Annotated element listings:
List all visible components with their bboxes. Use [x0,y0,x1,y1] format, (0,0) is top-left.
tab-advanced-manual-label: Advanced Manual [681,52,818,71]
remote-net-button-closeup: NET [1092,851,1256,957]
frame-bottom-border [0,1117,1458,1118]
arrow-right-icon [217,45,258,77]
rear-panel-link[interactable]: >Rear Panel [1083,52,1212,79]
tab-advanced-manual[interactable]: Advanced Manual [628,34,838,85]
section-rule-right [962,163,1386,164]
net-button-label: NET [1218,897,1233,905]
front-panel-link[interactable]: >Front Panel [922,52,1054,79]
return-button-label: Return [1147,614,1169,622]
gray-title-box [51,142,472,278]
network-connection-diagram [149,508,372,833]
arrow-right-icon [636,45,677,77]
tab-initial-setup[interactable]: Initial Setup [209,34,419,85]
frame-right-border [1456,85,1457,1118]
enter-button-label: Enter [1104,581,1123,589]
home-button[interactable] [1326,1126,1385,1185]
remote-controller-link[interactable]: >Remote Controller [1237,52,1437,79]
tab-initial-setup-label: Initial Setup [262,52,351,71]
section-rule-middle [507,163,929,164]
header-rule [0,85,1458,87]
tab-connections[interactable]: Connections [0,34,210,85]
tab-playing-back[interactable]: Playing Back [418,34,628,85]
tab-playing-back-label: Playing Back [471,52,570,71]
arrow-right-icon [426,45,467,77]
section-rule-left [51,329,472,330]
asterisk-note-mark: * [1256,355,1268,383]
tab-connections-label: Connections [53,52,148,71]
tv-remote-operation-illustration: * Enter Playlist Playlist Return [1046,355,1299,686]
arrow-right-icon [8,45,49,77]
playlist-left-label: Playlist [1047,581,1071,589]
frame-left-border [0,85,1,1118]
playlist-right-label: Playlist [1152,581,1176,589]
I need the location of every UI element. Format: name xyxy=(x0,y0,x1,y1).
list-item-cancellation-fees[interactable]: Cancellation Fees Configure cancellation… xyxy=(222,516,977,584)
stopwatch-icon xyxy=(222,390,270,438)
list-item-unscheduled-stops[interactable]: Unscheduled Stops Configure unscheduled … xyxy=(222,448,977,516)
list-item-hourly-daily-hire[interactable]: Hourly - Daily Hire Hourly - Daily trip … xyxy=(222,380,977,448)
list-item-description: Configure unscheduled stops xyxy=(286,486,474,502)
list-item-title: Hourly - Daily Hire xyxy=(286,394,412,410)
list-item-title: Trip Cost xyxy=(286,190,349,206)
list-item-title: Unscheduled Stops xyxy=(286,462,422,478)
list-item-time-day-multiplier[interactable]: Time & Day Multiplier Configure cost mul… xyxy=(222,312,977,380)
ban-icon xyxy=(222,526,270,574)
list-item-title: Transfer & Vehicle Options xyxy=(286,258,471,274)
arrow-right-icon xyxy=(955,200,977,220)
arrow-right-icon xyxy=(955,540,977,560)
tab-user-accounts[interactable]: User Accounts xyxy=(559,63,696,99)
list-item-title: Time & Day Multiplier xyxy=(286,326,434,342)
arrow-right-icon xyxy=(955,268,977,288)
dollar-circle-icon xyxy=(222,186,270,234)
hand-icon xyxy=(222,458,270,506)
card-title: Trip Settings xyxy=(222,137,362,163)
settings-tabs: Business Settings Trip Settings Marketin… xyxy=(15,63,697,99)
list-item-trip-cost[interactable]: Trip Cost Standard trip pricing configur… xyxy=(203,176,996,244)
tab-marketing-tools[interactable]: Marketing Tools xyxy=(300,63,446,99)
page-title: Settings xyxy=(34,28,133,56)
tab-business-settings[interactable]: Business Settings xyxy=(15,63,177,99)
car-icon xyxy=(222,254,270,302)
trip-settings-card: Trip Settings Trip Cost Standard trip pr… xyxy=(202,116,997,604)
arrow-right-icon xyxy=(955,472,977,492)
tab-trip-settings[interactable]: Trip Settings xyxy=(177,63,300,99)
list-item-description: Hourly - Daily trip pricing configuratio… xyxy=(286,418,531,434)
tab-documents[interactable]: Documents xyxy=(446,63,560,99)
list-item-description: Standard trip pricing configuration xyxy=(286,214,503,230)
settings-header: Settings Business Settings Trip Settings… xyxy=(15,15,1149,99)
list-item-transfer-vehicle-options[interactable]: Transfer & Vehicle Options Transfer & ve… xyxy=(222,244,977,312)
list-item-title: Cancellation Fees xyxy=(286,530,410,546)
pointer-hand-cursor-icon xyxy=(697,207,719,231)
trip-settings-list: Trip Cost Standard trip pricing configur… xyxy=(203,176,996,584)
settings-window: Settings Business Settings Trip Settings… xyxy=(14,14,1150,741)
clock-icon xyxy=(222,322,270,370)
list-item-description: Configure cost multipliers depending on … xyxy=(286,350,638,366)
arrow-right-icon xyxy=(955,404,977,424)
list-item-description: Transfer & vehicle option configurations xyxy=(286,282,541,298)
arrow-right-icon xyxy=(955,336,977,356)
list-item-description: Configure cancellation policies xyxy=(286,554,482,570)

_What the task asks_.
Count the lines of the records that contain the string "advanced", treating uppercase and lowercase as different, and give only the number.

_Answer to this task_.
2